**PROBLEM DETAILS**: Using the data below, copy every line that contains the word "Střední".

------------------------------------------------

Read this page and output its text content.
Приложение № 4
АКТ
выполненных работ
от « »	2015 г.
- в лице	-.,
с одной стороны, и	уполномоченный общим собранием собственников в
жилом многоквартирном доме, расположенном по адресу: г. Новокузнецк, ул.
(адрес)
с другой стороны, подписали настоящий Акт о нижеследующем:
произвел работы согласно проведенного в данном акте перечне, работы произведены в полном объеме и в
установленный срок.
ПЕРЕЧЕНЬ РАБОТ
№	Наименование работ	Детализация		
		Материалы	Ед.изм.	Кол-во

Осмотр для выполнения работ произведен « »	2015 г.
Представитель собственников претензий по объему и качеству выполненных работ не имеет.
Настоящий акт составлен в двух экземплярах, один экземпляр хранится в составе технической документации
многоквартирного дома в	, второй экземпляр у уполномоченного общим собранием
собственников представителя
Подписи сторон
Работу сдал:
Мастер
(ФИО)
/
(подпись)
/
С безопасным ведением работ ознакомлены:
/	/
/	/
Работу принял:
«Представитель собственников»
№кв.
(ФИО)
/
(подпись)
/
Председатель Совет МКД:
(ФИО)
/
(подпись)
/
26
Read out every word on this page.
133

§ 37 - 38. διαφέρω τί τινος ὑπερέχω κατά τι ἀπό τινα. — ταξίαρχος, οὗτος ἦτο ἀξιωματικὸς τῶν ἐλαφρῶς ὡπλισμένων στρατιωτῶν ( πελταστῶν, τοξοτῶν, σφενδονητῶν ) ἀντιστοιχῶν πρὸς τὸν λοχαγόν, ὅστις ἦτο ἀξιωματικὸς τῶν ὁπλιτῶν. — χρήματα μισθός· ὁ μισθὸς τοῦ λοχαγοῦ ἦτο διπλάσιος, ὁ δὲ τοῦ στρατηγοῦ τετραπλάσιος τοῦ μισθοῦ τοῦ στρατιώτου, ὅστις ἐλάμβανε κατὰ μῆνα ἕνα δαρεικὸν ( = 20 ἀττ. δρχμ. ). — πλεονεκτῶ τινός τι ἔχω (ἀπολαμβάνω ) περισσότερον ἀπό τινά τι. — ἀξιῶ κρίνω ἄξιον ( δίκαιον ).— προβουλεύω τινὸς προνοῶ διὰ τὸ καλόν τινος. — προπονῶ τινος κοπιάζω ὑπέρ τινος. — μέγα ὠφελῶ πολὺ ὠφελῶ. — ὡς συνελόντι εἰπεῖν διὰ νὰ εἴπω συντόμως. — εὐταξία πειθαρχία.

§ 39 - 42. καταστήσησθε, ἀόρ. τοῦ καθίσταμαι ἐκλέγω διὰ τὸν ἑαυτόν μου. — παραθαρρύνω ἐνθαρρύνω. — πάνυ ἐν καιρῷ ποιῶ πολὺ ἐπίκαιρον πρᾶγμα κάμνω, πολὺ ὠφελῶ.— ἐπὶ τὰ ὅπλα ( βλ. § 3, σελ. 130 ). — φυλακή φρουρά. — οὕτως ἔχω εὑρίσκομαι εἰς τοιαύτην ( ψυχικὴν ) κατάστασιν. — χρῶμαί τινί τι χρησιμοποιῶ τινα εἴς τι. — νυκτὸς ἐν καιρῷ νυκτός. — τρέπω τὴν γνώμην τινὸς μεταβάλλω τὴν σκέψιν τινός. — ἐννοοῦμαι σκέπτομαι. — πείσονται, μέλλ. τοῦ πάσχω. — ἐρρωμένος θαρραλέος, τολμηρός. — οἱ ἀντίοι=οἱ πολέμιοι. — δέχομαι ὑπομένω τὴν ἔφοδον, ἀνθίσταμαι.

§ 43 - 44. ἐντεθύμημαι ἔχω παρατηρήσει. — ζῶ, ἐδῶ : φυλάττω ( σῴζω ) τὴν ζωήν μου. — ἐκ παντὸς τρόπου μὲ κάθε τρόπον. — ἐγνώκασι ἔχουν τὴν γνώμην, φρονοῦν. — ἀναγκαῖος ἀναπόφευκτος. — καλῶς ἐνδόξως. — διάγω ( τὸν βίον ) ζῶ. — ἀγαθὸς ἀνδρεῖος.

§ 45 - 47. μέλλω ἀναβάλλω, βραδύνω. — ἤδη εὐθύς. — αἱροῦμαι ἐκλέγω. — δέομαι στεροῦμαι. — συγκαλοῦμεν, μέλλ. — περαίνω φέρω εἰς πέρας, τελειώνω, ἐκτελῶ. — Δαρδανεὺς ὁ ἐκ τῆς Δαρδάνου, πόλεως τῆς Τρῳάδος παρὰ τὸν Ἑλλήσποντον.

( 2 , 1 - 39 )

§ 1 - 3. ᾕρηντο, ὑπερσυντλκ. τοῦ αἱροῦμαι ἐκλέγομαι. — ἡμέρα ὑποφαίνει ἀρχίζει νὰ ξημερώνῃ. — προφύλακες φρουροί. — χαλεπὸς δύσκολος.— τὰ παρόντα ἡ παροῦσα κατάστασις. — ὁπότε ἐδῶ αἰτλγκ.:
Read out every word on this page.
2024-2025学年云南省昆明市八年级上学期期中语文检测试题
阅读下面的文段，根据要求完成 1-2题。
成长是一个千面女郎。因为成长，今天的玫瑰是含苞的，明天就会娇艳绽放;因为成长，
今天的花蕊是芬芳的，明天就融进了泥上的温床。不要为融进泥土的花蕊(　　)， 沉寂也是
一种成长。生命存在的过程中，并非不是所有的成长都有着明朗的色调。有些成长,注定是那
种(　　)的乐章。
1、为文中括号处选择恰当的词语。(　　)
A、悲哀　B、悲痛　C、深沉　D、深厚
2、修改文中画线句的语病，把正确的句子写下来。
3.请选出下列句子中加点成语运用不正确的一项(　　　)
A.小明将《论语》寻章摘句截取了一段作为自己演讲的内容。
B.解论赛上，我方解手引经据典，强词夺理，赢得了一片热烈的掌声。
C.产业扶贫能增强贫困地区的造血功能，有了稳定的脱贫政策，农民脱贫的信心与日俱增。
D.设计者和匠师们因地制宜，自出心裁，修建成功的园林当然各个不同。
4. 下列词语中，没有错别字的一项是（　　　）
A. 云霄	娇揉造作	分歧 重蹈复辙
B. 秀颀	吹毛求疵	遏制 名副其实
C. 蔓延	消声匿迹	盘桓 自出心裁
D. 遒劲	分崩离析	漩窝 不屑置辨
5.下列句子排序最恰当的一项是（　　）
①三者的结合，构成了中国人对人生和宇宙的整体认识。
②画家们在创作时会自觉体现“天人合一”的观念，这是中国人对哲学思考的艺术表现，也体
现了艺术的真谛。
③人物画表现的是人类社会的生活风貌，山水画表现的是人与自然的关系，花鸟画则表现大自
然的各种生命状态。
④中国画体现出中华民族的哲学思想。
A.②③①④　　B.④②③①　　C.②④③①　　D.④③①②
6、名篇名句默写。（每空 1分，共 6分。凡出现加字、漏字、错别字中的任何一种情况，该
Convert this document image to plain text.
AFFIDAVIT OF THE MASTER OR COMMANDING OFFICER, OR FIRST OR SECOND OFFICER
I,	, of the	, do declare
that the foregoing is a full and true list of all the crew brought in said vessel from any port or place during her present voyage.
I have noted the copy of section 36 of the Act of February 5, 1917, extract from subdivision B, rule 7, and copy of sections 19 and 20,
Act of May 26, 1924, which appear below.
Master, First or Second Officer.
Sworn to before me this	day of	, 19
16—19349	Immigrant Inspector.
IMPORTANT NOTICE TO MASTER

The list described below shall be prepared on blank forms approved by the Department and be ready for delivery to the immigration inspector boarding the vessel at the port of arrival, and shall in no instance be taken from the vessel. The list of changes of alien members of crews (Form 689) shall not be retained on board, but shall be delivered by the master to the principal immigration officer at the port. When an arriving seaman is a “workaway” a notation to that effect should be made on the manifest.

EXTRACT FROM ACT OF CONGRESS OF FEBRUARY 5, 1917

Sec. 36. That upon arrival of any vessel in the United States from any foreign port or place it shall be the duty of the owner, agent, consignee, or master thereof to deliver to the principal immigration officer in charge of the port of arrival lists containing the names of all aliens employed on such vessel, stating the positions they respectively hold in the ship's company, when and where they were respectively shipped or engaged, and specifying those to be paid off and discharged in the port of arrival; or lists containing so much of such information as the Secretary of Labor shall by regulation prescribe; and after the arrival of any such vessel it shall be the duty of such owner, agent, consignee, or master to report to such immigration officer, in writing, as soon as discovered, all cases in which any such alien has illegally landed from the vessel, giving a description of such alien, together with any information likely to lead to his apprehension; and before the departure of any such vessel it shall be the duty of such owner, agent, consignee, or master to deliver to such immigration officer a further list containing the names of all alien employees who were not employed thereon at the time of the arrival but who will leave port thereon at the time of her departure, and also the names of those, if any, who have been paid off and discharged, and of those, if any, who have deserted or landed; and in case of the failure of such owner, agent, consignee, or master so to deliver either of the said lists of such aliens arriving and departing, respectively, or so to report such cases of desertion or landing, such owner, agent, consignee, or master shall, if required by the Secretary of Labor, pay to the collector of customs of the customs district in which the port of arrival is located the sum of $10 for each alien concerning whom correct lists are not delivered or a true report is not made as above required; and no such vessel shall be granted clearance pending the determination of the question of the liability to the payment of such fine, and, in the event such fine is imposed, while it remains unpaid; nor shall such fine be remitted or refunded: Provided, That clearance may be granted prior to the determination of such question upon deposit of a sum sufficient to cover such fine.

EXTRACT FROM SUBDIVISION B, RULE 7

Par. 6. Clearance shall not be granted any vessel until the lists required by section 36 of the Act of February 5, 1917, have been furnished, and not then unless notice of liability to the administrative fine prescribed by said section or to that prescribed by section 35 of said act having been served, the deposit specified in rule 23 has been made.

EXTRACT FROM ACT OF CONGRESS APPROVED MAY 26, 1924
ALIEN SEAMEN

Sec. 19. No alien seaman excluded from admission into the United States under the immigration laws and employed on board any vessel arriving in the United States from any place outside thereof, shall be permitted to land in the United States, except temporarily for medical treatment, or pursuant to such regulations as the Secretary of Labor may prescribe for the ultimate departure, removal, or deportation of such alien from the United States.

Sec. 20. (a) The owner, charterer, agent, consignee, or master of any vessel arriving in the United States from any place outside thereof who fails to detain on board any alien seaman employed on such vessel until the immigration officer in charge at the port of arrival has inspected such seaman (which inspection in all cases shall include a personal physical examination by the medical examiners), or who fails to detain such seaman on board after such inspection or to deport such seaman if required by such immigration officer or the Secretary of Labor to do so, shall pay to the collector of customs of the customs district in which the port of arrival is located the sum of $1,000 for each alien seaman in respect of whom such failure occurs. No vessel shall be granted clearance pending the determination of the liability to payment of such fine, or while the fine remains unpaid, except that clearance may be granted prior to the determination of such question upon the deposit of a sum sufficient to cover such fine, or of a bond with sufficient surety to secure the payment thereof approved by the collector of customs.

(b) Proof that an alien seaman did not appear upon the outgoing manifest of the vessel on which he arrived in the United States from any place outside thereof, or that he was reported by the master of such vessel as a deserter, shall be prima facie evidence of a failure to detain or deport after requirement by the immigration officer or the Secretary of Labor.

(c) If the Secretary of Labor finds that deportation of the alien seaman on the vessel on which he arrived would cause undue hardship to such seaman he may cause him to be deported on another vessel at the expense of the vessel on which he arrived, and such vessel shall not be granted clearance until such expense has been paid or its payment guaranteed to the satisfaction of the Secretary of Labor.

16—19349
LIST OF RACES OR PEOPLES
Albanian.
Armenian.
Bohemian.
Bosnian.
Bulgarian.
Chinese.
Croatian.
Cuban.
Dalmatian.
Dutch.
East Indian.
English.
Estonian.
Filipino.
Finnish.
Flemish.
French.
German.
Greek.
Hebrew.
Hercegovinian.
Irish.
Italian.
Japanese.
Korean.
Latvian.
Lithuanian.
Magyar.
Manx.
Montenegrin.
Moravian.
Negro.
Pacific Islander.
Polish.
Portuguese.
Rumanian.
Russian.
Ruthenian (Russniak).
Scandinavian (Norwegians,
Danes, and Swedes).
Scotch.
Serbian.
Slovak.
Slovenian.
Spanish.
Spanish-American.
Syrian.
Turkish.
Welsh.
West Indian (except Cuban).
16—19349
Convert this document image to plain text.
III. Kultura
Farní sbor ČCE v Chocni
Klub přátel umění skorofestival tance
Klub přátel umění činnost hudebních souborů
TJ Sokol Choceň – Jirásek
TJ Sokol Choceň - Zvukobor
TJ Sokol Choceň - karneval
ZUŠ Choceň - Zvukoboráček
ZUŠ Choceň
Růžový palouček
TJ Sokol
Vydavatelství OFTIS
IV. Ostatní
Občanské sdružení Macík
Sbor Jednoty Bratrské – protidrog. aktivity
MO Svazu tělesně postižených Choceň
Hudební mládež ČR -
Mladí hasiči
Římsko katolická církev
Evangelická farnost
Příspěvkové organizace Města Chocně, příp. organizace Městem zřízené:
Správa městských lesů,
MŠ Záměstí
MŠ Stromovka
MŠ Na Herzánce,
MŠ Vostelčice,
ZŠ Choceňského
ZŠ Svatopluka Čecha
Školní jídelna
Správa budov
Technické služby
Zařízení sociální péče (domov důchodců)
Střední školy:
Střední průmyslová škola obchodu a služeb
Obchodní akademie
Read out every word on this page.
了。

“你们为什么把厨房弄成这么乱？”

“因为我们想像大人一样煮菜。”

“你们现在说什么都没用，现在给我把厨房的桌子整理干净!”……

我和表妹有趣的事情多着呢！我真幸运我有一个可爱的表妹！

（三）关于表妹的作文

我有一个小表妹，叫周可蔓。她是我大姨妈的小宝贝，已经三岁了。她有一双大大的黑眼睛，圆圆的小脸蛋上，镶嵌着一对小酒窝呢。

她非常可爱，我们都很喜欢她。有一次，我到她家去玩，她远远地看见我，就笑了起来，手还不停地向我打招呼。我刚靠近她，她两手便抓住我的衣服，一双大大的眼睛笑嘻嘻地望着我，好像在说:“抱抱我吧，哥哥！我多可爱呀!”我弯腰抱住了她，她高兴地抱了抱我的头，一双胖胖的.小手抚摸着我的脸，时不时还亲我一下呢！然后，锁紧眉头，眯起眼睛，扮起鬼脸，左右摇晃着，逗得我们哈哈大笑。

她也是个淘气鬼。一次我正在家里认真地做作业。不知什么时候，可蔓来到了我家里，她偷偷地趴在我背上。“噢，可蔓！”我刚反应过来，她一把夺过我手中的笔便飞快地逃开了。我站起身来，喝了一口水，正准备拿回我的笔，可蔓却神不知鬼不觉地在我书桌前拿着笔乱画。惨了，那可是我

------------------------------------------------

**SOLUTION TO THIS TASK**:
Střední školy:
Střední průmyslová škola obchodu a služeb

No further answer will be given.